Direction: Scan the material and copy every line in which "this" appears.

Entries supplied:

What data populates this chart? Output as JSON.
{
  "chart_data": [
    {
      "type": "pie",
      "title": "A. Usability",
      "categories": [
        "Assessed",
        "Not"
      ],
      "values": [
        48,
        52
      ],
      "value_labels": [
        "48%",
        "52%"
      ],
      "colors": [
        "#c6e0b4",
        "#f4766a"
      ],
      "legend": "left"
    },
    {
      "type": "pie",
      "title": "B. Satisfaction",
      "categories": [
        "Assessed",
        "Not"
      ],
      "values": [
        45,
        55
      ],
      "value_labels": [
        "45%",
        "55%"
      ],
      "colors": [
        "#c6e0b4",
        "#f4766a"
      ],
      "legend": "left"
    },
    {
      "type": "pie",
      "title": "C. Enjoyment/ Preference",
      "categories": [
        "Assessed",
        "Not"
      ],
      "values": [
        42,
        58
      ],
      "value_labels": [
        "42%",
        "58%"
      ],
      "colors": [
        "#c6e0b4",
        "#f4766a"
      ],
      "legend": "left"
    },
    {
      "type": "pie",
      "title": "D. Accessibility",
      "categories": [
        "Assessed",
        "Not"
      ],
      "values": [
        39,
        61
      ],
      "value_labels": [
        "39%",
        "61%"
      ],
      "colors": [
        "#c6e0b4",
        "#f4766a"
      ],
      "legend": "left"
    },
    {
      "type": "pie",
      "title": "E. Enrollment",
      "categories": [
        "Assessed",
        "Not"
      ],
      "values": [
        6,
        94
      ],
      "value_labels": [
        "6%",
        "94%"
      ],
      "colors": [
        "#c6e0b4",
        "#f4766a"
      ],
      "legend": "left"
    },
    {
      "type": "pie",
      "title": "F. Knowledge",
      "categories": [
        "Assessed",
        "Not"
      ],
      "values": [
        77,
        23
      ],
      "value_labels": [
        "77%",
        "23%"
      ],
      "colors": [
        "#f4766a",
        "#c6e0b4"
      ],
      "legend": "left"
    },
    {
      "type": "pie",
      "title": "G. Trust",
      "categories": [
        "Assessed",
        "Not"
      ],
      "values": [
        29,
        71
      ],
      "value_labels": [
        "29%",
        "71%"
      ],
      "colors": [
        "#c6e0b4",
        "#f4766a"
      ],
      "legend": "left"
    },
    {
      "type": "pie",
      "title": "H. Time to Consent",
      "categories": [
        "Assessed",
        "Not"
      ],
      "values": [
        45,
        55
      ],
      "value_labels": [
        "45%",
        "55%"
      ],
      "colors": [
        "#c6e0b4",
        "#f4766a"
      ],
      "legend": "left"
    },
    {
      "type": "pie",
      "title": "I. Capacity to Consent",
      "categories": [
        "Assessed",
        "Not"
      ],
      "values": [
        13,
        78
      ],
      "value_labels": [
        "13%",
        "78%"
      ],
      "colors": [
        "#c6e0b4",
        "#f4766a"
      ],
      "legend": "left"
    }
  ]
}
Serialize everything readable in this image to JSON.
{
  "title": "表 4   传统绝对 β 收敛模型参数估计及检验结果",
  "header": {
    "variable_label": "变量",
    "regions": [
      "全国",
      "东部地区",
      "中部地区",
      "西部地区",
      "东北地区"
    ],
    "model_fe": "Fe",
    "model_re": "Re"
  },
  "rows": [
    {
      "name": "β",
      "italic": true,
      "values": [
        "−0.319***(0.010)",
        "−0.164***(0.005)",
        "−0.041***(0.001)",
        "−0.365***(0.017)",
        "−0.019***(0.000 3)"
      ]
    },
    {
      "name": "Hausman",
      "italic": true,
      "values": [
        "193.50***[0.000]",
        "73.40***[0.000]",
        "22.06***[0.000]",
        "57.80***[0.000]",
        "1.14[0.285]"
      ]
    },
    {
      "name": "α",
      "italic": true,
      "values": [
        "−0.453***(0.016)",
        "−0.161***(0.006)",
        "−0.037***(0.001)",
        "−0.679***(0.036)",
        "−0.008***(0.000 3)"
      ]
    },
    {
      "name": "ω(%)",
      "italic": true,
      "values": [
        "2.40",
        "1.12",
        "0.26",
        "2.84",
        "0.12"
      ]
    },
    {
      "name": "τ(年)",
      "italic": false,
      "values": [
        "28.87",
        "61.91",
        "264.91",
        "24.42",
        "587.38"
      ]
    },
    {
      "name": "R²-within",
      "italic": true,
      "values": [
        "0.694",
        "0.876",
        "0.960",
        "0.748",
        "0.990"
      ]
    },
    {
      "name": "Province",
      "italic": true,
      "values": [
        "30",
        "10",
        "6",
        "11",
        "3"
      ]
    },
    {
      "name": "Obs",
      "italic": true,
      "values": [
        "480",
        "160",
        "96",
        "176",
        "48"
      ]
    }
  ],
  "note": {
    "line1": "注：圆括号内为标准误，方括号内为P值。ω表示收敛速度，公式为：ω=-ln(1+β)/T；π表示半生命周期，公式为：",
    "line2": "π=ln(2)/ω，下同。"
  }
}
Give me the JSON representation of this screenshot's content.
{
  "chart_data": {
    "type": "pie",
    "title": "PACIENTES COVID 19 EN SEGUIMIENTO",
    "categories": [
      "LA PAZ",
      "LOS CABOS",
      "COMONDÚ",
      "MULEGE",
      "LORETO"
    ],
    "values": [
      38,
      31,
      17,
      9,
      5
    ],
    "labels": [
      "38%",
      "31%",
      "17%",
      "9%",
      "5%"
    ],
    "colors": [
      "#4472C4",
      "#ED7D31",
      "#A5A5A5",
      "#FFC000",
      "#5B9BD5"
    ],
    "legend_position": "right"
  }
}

Solution:
What data populates this chart? Output as JSON.
Serialize everything readable in this image to JSON.
Give me the JSON representation of this screenshot's content.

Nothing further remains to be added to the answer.